**AIM:** Report the number of lines containing "code", with no other words.

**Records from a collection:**
========================================================================
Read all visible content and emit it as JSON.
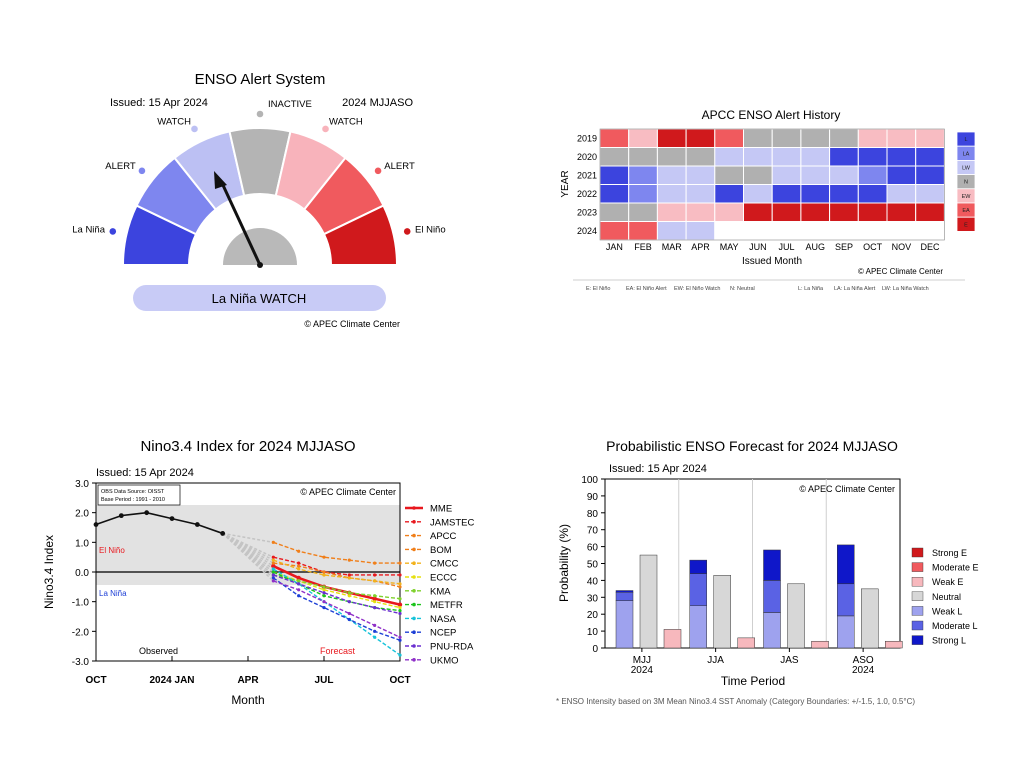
{
  "gauge": {
    "title": "ENSO Alert System",
    "issued": "Issued: 15 Apr 2024",
    "season": "2024 MJJASO",
    "status": "La Niña WATCH",
    "credit": "© APEC Climate Center",
    "levels": [
      {
        "label": "La Niña",
        "color": "#3c44de"
      },
      {
        "label": "ALERT",
        "color": "#7e86ef"
      },
      {
        "label": "WATCH",
        "color": "#bcc0f3"
      },
      {
        "label": "INACTIVE",
        "color": "#b4b4b4"
      },
      {
        "label": "WATCH",
        "color": "#f8b3bb"
      },
      {
        "label": "ALERT",
        "color": "#f05a5e"
      },
      {
        "label": "El Niño",
        "color": "#d0191c"
      }
    ],
    "needle_level": "La Niña WATCH"
  },
  "history": {
    "title": "APCC ENSO Alert History",
    "ylabel": "YEAR",
    "xlabel": "Issued Month",
    "credit": "© APEC Climate Center",
    "legend_note": [
      "E: El Niño",
      "EA: El Niño Alert",
      "EW: El Niño Watch",
      "N: Neutral",
      "L: La Niña",
      "LA: La Niña Alert",
      "LW: La Niña Watch"
    ]
  },
  "nino": {
    "title": "Nino3.4 Index for 2024 MJJASO",
    "issued": "Issued: 15 Apr 2024",
    "source_line1": "OBS Data Source: OISST",
    "source_line2": "Base Period : 1991 - 2010",
    "credit": "© APEC Climate Center",
    "el_nino": "El Niño",
    "la_nina": "La Niña",
    "observed": "Observed",
    "forecast": "Forecast"
  },
  "prob": {
    "title": "Probabilistic ENSO Forecast for 2024 MJJASO",
    "issued": "Issued: 15 Apr 2024",
    "credit": "© APEC Climate Center",
    "footnote": "* ENSO Intensity based on 3M Mean Nino3.4 SST Anomaly (Category Boundaries: +/-1.5, 1.0, 0.5°C)"
  },
  "chart_data": [
    {
      "type": "gauge",
      "title": "ENSO Alert System",
      "categories": [
        "La Niña",
        "ALERT",
        "WATCH",
        "INACTIVE",
        "WATCH",
        "ALERT",
        "El Niño"
      ],
      "value": "La Niña WATCH"
    },
    {
      "type": "heatmap",
      "title": "APCC ENSO Alert History",
      "xlabel": "Issued Month",
      "ylabel": "YEAR",
      "x": [
        "JAN",
        "FEB",
        "MAR",
        "APR",
        "MAY",
        "JUN",
        "JUL",
        "AUG",
        "SEP",
        "OCT",
        "NOV",
        "DEC"
      ],
      "y": [
        "2019",
        "2020",
        "2021",
        "2022",
        "2023",
        "2024"
      ],
      "values": [
        [
          "EA",
          "EW",
          "E",
          "E",
          "EA",
          "N",
          "N",
          "N",
          "N",
          "EW",
          "EW",
          "EW"
        ],
        [
          "N",
          "N",
          "N",
          "N",
          "LW",
          "LW",
          "LW",
          "LW",
          "L",
          "L",
          "L",
          "L"
        ],
        [
          "L",
          "LA",
          "LW",
          "LW",
          "N",
          "N",
          "LW",
          "LW",
          "LW",
          "LA",
          "L",
          "L"
        ],
        [
          "L",
          "LA",
          "LW",
          "LW",
          "L",
          "LW",
          "L",
          "L",
          "L",
          "L",
          "LW",
          "LW"
        ],
        [
          "N",
          "N",
          "EW",
          "EW",
          "EW",
          "E",
          "E",
          "E",
          "E",
          "E",
          "E",
          "E"
        ],
        [
          "EA",
          "EA",
          "LW",
          "LW",
          "",
          "",
          "",
          "",
          "",
          "",
          "",
          ""
        ]
      ],
      "legend": [
        {
          "code": "L",
          "color": "#3c44de"
        },
        {
          "code": "LA",
          "color": "#7e86ef"
        },
        {
          "code": "LW",
          "color": "#c5c8f5"
        },
        {
          "code": "N",
          "color": "#b0b0b0"
        },
        {
          "code": "EW",
          "color": "#f8bcc2"
        },
        {
          "code": "EA",
          "color": "#f05a5e"
        },
        {
          "code": "E",
          "color": "#d0191c"
        }
      ]
    },
    {
      "type": "line",
      "title": "Nino3.4 Index for 2024 MJJASO",
      "xlabel": "Month",
      "ylabel": "Nino3.4 Index",
      "x_ticks": [
        "OCT",
        "2024 JAN",
        "APR",
        "JUL",
        "OCT"
      ],
      "ylim": [
        -3.0,
        3.0
      ],
      "y_ticks": [
        "3.0",
        "2.0",
        "1.0",
        "0.0",
        "-1.0",
        "-2.0",
        "-3.0"
      ],
      "observed": {
        "x": [
          "2023-10",
          "2023-11",
          "2023-12",
          "2024-01",
          "2024-02",
          "2024-03"
        ],
        "values": [
          1.6,
          1.9,
          2.0,
          1.8,
          1.6,
          1.3
        ]
      },
      "forecast_x": [
        "2024-05",
        "2024-06",
        "2024-07",
        "2024-08",
        "2024-09",
        "2024-10"
      ],
      "series": [
        {
          "name": "MME",
          "color": "#e8181e",
          "values": [
            0.2,
            -0.2,
            -0.5,
            -0.7,
            -0.9,
            -1.1
          ]
        },
        {
          "name": "JAMSTEC",
          "color": "#e8181e",
          "values": [
            0.5,
            0.3,
            0.0,
            -0.1,
            -0.1,
            -0.1
          ]
        },
        {
          "name": "APCC",
          "color": "#f07f1a",
          "values": [
            1.0,
            0.7,
            0.5,
            0.4,
            0.3,
            0.3
          ]
        },
        {
          "name": "BOM",
          "color": "#f07f1a",
          "values": [
            0.3,
            0.2,
            0.0,
            -0.2,
            -0.3,
            -0.5
          ]
        },
        {
          "name": "CMCC",
          "color": "#f2b21c",
          "values": [
            0.4,
            0.1,
            -0.1,
            -0.2,
            -0.3,
            -0.4
          ]
        },
        {
          "name": "ECCC",
          "color": "#e6e010",
          "values": [
            0.0,
            -0.3,
            -0.6,
            -0.8,
            -1.0,
            -1.2
          ]
        },
        {
          "name": "KMA",
          "color": "#7fd12c",
          "values": [
            -0.1,
            -0.3,
            -0.5,
            -0.7,
            -0.8,
            -0.9
          ]
        },
        {
          "name": "METFR",
          "color": "#1cc41c",
          "values": [
            0.0,
            -0.4,
            -0.8,
            -1.0,
            -1.2,
            -1.3
          ]
        },
        {
          "name": "NASA",
          "color": "#17c3d9",
          "values": [
            0.1,
            -0.4,
            -1.0,
            -1.6,
            -2.2,
            -2.8
          ]
        },
        {
          "name": "NCEP",
          "color": "#1d3fd6",
          "values": [
            -0.2,
            -0.8,
            -1.2,
            -1.6,
            -2.0,
            -2.3
          ]
        },
        {
          "name": "PNU-RDA",
          "color": "#6a2fd0",
          "values": [
            -0.1,
            -0.4,
            -0.7,
            -1.0,
            -1.2,
            -1.4
          ]
        },
        {
          "name": "UKMO",
          "color": "#8f30c8",
          "values": [
            -0.3,
            -0.6,
            -1.0,
            -1.4,
            -1.8,
            -2.2
          ]
        }
      ]
    },
    {
      "type": "bar",
      "title": "Probabilistic ENSO Forecast for 2024 MJJASO",
      "xlabel": "Time Period",
      "ylabel": "Probability (%)",
      "ylim": [
        0,
        100
      ],
      "y_ticks": [
        "0",
        "10",
        "20",
        "30",
        "40",
        "50",
        "60",
        "70",
        "80",
        "90",
        "100"
      ],
      "categories": [
        "MJJ\n2024",
        "JJA",
        "JAS",
        "ASO\n2024"
      ],
      "la_nina_stack": [
        {
          "name": "Weak L",
          "color": "#9ea2ee",
          "values": [
            28,
            25,
            21,
            19
          ]
        },
        {
          "name": "Moderate L",
          "color": "#5a62e4",
          "values": [
            5,
            19,
            19,
            19
          ]
        },
        {
          "name": "Strong L",
          "color": "#0f17c9",
          "values": [
            1,
            8,
            18,
            23
          ]
        }
      ],
      "neutral": {
        "name": "Neutral",
        "color": "#d7d7d7",
        "values": [
          55,
          43,
          38,
          35
        ]
      },
      "el_nino_stack": [
        {
          "name": "Weak E",
          "color": "#f7b8bd",
          "values": [
            11,
            6,
            4,
            4
          ]
        },
        {
          "name": "Moderate E",
          "color": "#f05a5e",
          "values": [
            0,
            0,
            0,
            0
          ]
        },
        {
          "name": "Strong E",
          "color": "#d0191c",
          "values": [
            0,
            0,
            0,
            0
          ]
        }
      ],
      "legend_order": [
        "Strong E",
        "Moderate E",
        "Weak E",
        "Neutral",
        "Weak L",
        "Moderate L",
        "Strong L"
      ]
    }
  ]
}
========================================================================
**REPLY TO THE TASK:** 7